• _TASK DIRECTIONS_
Each line that holds the word "this" counts once; give the total number of such lines and nothing else.

• _TASK DATA_
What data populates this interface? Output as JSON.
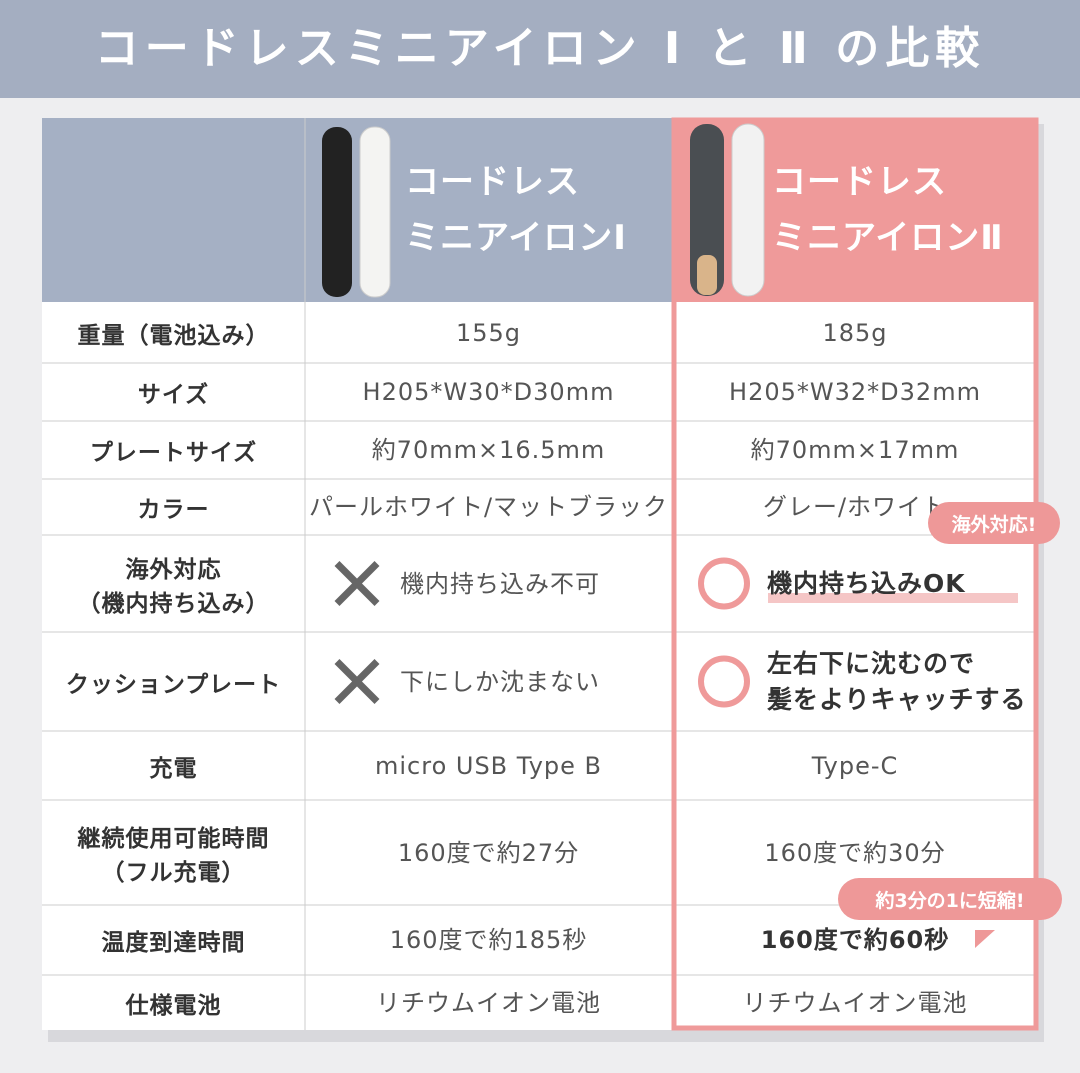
{
  "header": {
    "title": "コードレスミニアイロン Ⅰ と Ⅱ の比較"
  },
  "table": {
    "columns": [
      [
        "コードレス",
        "ミニアイロンⅠ"
      ],
      [
        "コードレス",
        "ミニアイロンⅡ"
      ]
    ],
    "rows": [
      {
        "label": [
          "重量（電池込み）"
        ],
        "col1": [
          "155g"
        ],
        "col2": [
          "185g"
        ]
      },
      {
        "label": [
          "サイズ"
        ],
        "col1": [
          "H205*W30*D30mm"
        ],
        "col2": [
          "H205*W32*D32mm"
        ]
      },
      {
        "label": [
          "プレートサイズ"
        ],
        "col1": [
          "約70mm×16.5mm"
        ],
        "col2": [
          "約70mm×17mm"
        ]
      },
      {
        "label": [
          "カラー"
        ],
        "col1": [
          "パールホワイト/マットブラック"
        ],
        "col2": [
          "グレー/ホワイト"
        ]
      },
      {
        "label": [
          "海外対応",
          "（機内持ち込み）"
        ],
        "col1": [
          "機内持ち込み不可"
        ],
        "col2": [
          "機内持ち込みOK"
        ]
      },
      {
        "label": [
          "クッションプレート"
        ],
        "col1": [
          "下にしか沈まない"
        ],
        "col2": [
          "左右下に沈むので",
          "髪をよりキャッチする"
        ]
      },
      {
        "label": [
          "充電"
        ],
        "col1": [
          "micro USB Type B"
        ],
        "col2": [
          "Type-C"
        ]
      },
      {
        "label": [
          "継続使用可能時間",
          "（フル充電）"
        ],
        "col1": [
          "160度で約27分"
        ],
        "col2": [
          "160度で約30分"
        ]
      },
      {
        "label": [
          "温度到達時間"
        ],
        "col1": [
          "160度で約185秒"
        ],
        "col2": [
          "160度で約60秒"
        ]
      },
      {
        "label": [
          "仕様電池"
        ],
        "col1": [
          "リチウムイオン電池"
        ],
        "col2": [
          "リチウムイオン電池"
        ]
      }
    ]
  },
  "badges": [
    "海外対応!",
    "約3分の1に短縮!"
  ]
}
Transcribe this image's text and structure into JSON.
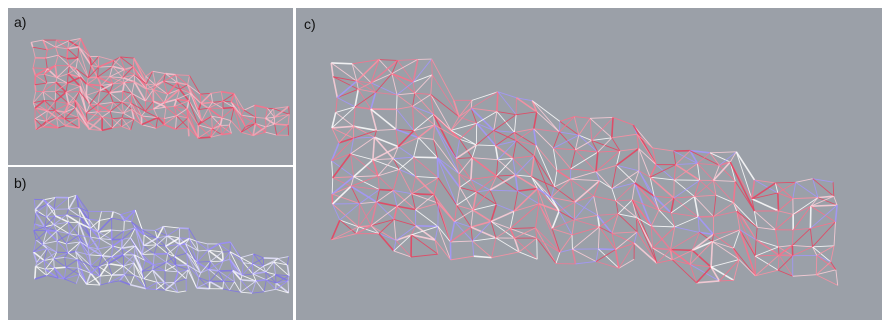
{
  "panels": [
    {
      "label": "a)"
    },
    {
      "label": "b)"
    },
    {
      "label": "c)"
    }
  ]
}
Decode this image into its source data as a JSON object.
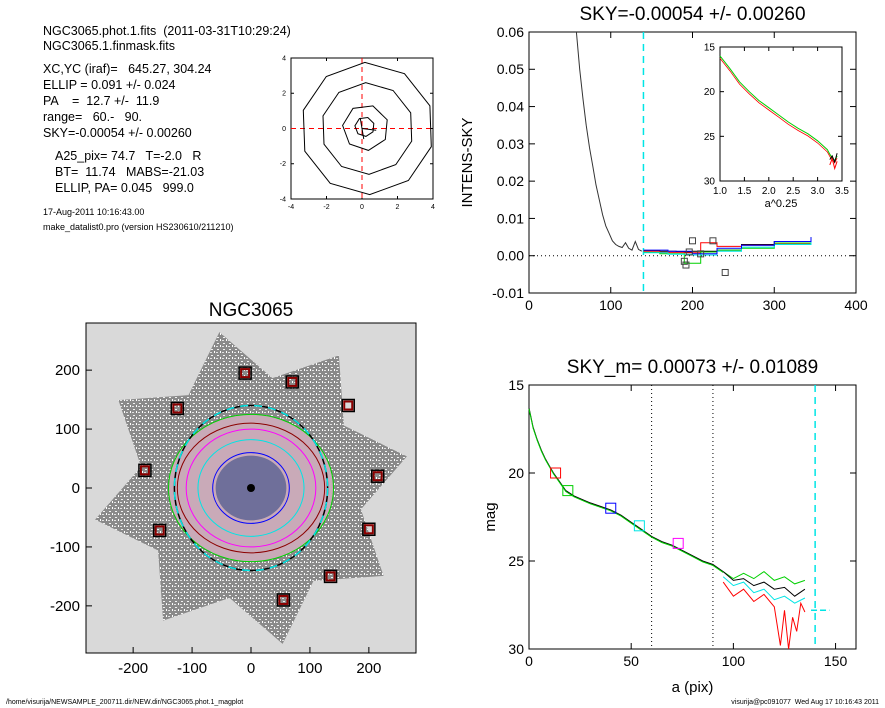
{
  "header": {
    "lines": [
      "NGC3065.phot.1.fits  (2011-03-31T10:29:24)",
      "NGC3065.1.finmask.fits"
    ],
    "params": [
      "XC,YC (iraf)=   645.27, 304.24",
      "ELLIP = 0.091 +/- 0.024",
      "PA    =  12.7 +/-  11.9",
      "range=   60.-   90.",
      "SKY=-0.00054 +/- 0.00260"
    ],
    "info": [
      "A25_pix= 74.7   T=-2.0   R",
      "BT=  11.74   MABS=-21.03",
      "ELLIP, PA= 0.045   999.0"
    ],
    "date": "17-Aug-2011 10:16:43.00",
    "program": "make_datalist0.pro (version HS230610/211210)"
  },
  "footer": {
    "path": "/home/visurija/NEWSAMPLE_200711.dir/NEW.dir/NGC3065.phot.1_magplot",
    "user": "visurija@pc091077  Wed Aug 17 10:16:43 2011"
  },
  "colors": {
    "cyan": "#00e5e5",
    "red": "#ff0000",
    "green": "#00d000",
    "blue": "#0000ff",
    "magenta": "#ff00ff",
    "darkred": "#8b0000",
    "image_bg": "#d9d9d9"
  },
  "chart_data": [
    {
      "id": "center",
      "type": "line",
      "title": "",
      "xlim": [
        -4,
        4
      ],
      "ylim": [
        -4,
        4
      ],
      "xticks": [
        -4,
        -2,
        0,
        2,
        4
      ],
      "yticks": [
        -4,
        -2,
        0,
        2,
        4
      ],
      "isophotes": [
        {
          "rx": 0.55,
          "ry": 0.55,
          "cx": 0.15,
          "cy": 0.1
        },
        {
          "rx": 1.3,
          "ry": 1.3,
          "cx": 0.2,
          "cy": 0.05
        },
        {
          "rx": 2.6,
          "ry": 2.6,
          "cx": 0.3,
          "cy": 0.0
        },
        {
          "rx": 3.75,
          "ry": 3.75,
          "cx": 0.3,
          "cy": 0.0
        }
      ],
      "crosshair_color": "red"
    },
    {
      "id": "sky",
      "type": "line",
      "title": "SKY=-0.00054 +/- 0.00260",
      "xlabel": "",
      "ylabel": "INTENS-SKY",
      "xlim": [
        0,
        400
      ],
      "ylim": [
        -0.01,
        0.06
      ],
      "xticks": [
        0,
        100,
        200,
        300,
        400
      ],
      "yticks": [
        -0.01,
        0.0,
        0.01,
        0.02,
        0.03,
        0.04,
        0.05,
        0.06
      ],
      "vline": 140,
      "profile": {
        "x": [
          58,
          62,
          66,
          70,
          74,
          78,
          82,
          86,
          90,
          94,
          98,
          102,
          106,
          110,
          114,
          118,
          122,
          126,
          130,
          134,
          138
        ],
        "y": [
          0.06,
          0.05,
          0.042,
          0.035,
          0.029,
          0.024,
          0.019,
          0.015,
          0.011,
          0.008,
          0.006,
          0.004,
          0.003,
          0.0025,
          0.0022,
          0.0035,
          0.002,
          0.0015,
          0.0038,
          0.0017,
          0.0012
        ]
      },
      "series": [
        {
          "color": "black",
          "x": [
            140,
            160,
            180,
            200,
            230,
            260,
            300,
            345
          ],
          "y": [
            0.0013,
            0.0012,
            0.001,
            0.0012,
            0.0015,
            0.003,
            0.0038,
            0.0045
          ]
        },
        {
          "color": "red",
          "x": [
            140,
            160,
            190,
            210,
            230,
            260,
            300,
            345
          ],
          "y": [
            0.0012,
            0.0009,
            0.0008,
            0.0035,
            0.0025,
            0.0028,
            0.0033,
            0.004
          ]
        },
        {
          "color": "green",
          "x": [
            140,
            160,
            190,
            210,
            230,
            260,
            300,
            345
          ],
          "y": [
            0.0009,
            0.0005,
            -0.002,
            0.001,
            0.0015,
            0.002,
            0.0034,
            0.005
          ]
        },
        {
          "color": "cyan",
          "x": [
            140,
            170,
            200,
            230,
            260,
            300,
            345
          ],
          "y": [
            0.0008,
            0.0004,
            0.0002,
            0.0012,
            0.0023,
            0.003,
            0.0048
          ]
        },
        {
          "color": "blue",
          "x": [
            140,
            170,
            200,
            230,
            260,
            300,
            345
          ],
          "y": [
            0.0015,
            0.0012,
            0.0005,
            0.002,
            0.0028,
            0.0038,
            0.005
          ]
        }
      ],
      "boxes": {
        "x": [
          190,
          192,
          196,
          200,
          210,
          225,
          240
        ],
        "y": [
          -0.0015,
          -0.0025,
          0.001,
          0.004,
          0.0005,
          0.004,
          -0.0045
        ]
      },
      "inset": {
        "xlabel": "a^0.25",
        "xlim": [
          1.0,
          3.5
        ],
        "ylim": [
          15,
          30
        ],
        "xticks": [
          1.0,
          1.5,
          2.0,
          2.5,
          3.0,
          3.5
        ],
        "yticks": [
          15,
          20,
          25,
          30
        ],
        "x": [
          1.0,
          1.2,
          1.4,
          1.6,
          1.8,
          2.0,
          2.2,
          2.4,
          2.6,
          2.8,
          3.0,
          3.1,
          3.2,
          3.25,
          3.3,
          3.35,
          3.4
        ],
        "y": [
          16.0,
          17.4,
          18.9,
          20.0,
          21.0,
          21.8,
          22.6,
          23.4,
          24.1,
          24.7,
          25.5,
          26.0,
          26.5,
          27.0,
          27.4,
          27.7,
          27.2
        ],
        "tail_red": [
          [
            3.25,
            28.2
          ],
          [
            3.3,
            27.5
          ],
          [
            3.35,
            28.6
          ],
          [
            3.4,
            27.8
          ]
        ],
        "tail_black": [
          [
            3.25,
            27.6
          ],
          [
            3.3,
            27.2
          ],
          [
            3.35,
            27.9
          ],
          [
            3.4,
            26.9
          ]
        ]
      }
    },
    {
      "id": "image",
      "type": "scatter",
      "title": "NGC3065",
      "xlim": [
        -280,
        280
      ],
      "ylim": [
        -280,
        280
      ],
      "xticks": [
        -200,
        -100,
        0,
        100,
        200
      ],
      "yticks": [
        -200,
        -100,
        0,
        100,
        200
      ],
      "dashed_ellipse": {
        "rx": 130,
        "ry": 140
      },
      "isophotes": [
        {
          "rx": 65,
          "ry": 60,
          "color": "blue"
        },
        {
          "rx": 90,
          "ry": 82,
          "color": "cyan"
        },
        {
          "rx": 110,
          "ry": 100,
          "color": "magenta"
        },
        {
          "rx": 125,
          "ry": 110,
          "color": "darkred"
        },
        {
          "rx": 140,
          "ry": 125,
          "color": "green"
        }
      ],
      "sky_boxes": {
        "x": [
          -10,
          70,
          -125,
          165,
          -180,
          215,
          -155,
          200,
          135,
          55
        ],
        "y": [
          195,
          180,
          135,
          140,
          30,
          20,
          -72,
          -70,
          -150,
          -190
        ]
      }
    },
    {
      "id": "mag",
      "type": "line",
      "title": "SKY_m=  0.00073 +/- 0.01089",
      "xlabel": "a (pix)",
      "ylabel": "mag",
      "xlim": [
        0,
        160
      ],
      "ylim": [
        15,
        30
      ],
      "xticks": [
        0,
        50,
        100,
        150
      ],
      "yticks": [
        15,
        20,
        25,
        30
      ],
      "vlines_dotted": [
        60,
        90
      ],
      "vline_cyan": 140,
      "sky_mark": {
        "x0": 138,
        "x1": 147,
        "y": 27.8
      },
      "profile": {
        "x": [
          0,
          2,
          4,
          6,
          8,
          10,
          12,
          15,
          18,
          22,
          26,
          30,
          35,
          40,
          45,
          50,
          55,
          60,
          65,
          70,
          75,
          80,
          85,
          90,
          95,
          100,
          105,
          110,
          115,
          120,
          125,
          130,
          135
        ],
        "y": [
          16.3,
          17.4,
          18.1,
          18.7,
          19.2,
          19.6,
          20.0,
          20.5,
          21.0,
          21.3,
          21.5,
          21.7,
          21.9,
          22.1,
          22.4,
          22.8,
          23.2,
          23.6,
          23.9,
          24.1,
          24.4,
          24.7,
          25.0,
          25.2,
          25.6,
          26.1,
          26.0,
          26.4,
          26.2,
          26.6,
          26.5,
          27.0,
          26.6
        ]
      },
      "tails": [
        {
          "color": "red",
          "x": [
            95,
            100,
            105,
            110,
            115,
            120,
            123,
            125,
            127,
            129,
            131,
            133,
            135
          ],
          "y": [
            26.2,
            27.0,
            26.6,
            27.3,
            26.9,
            27.6,
            29.8,
            27.8,
            30.0,
            28.2,
            29.0,
            27.4,
            27.9
          ]
        },
        {
          "color": "green",
          "x": [
            95,
            100,
            105,
            110,
            115,
            120,
            125,
            130,
            135
          ],
          "y": [
            25.6,
            26.0,
            25.7,
            26.0,
            25.6,
            26.1,
            25.9,
            26.3,
            26.1
          ]
        },
        {
          "color": "cyan",
          "x": [
            95,
            100,
            105,
            110,
            115,
            120,
            125,
            130,
            135
          ],
          "y": [
            25.9,
            26.4,
            26.2,
            26.8,
            26.6,
            27.2,
            27.0,
            27.4,
            27.1
          ]
        }
      ],
      "markers": [
        {
          "x": 13,
          "y": 20.0,
          "color": "red"
        },
        {
          "x": 19,
          "y": 21.0,
          "color": "green"
        },
        {
          "x": 40,
          "y": 22.0,
          "color": "blue"
        },
        {
          "x": 54,
          "y": 23.0,
          "color": "cyan"
        },
        {
          "x": 73,
          "y": 24.0,
          "color": "magenta"
        }
      ]
    }
  ]
}
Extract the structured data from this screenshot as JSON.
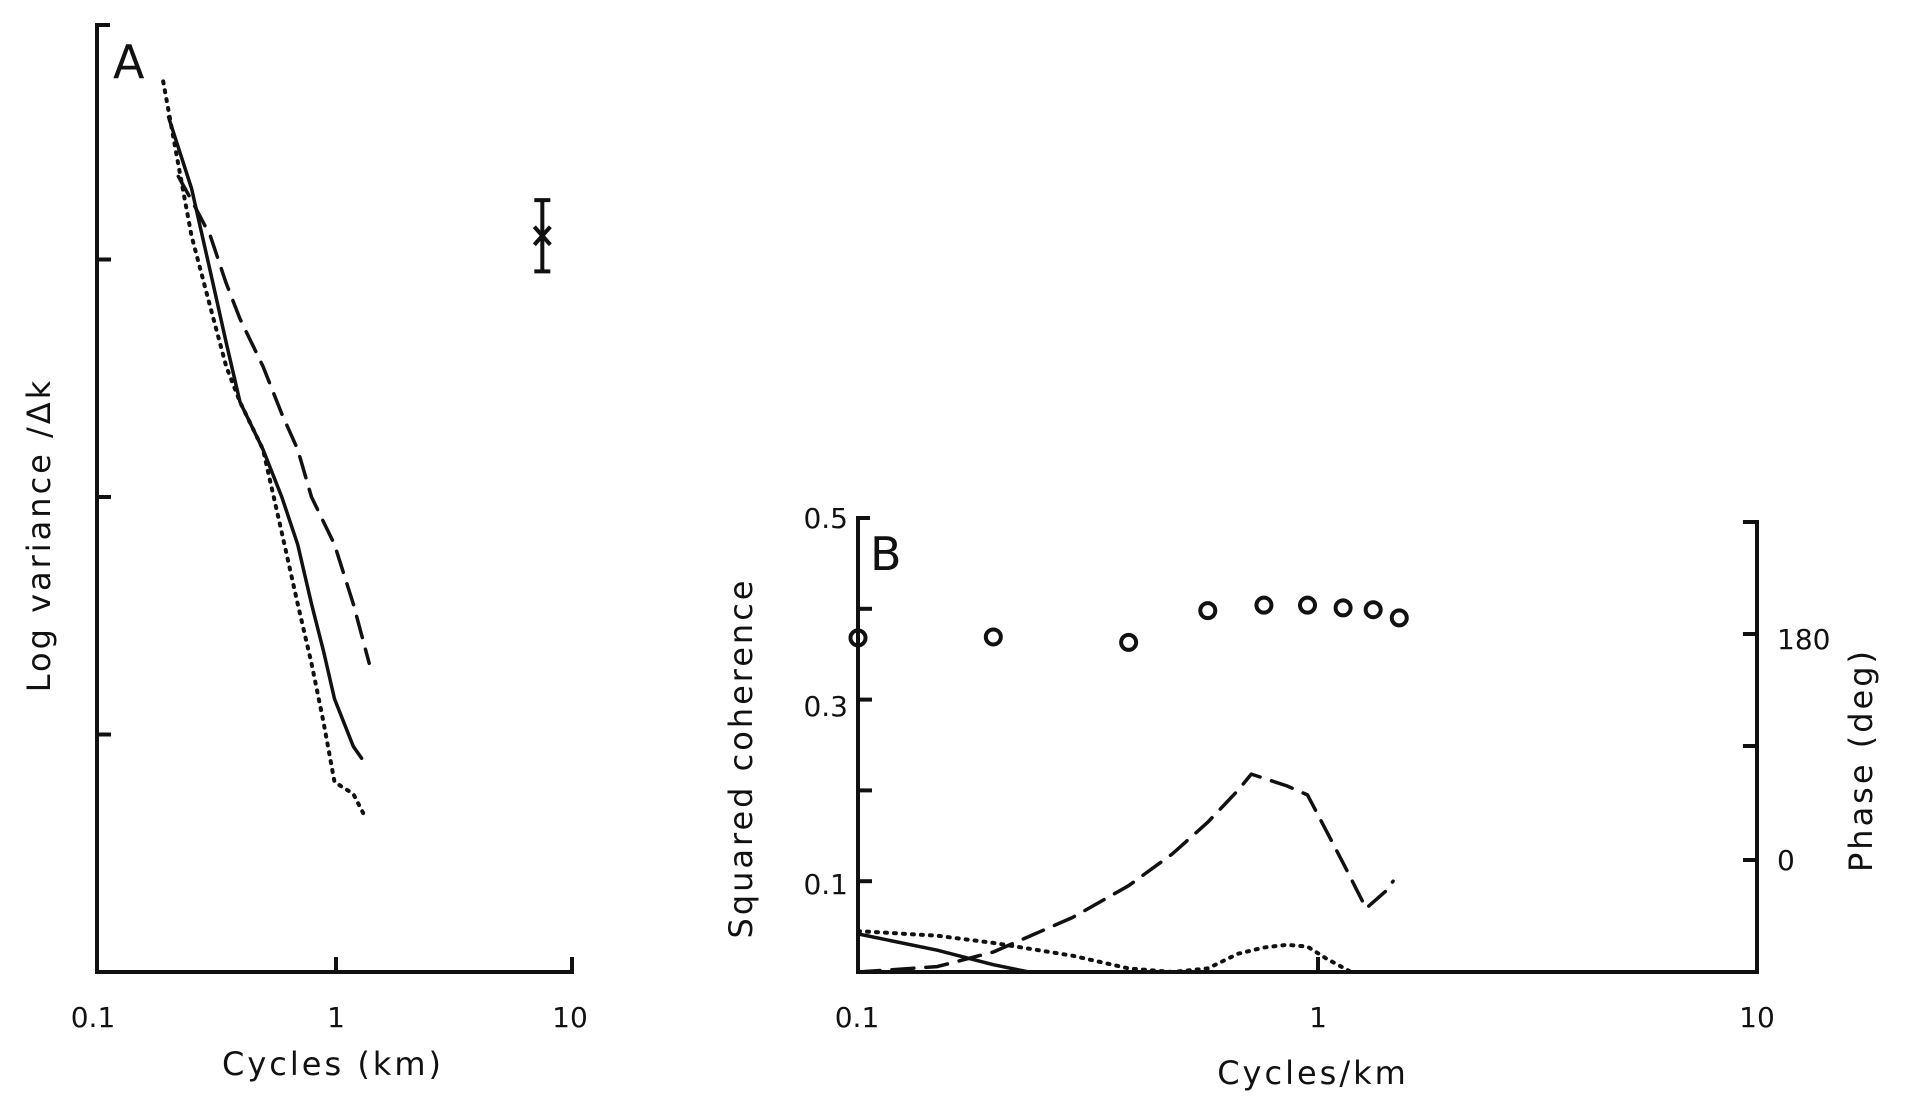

• _RESULT_
4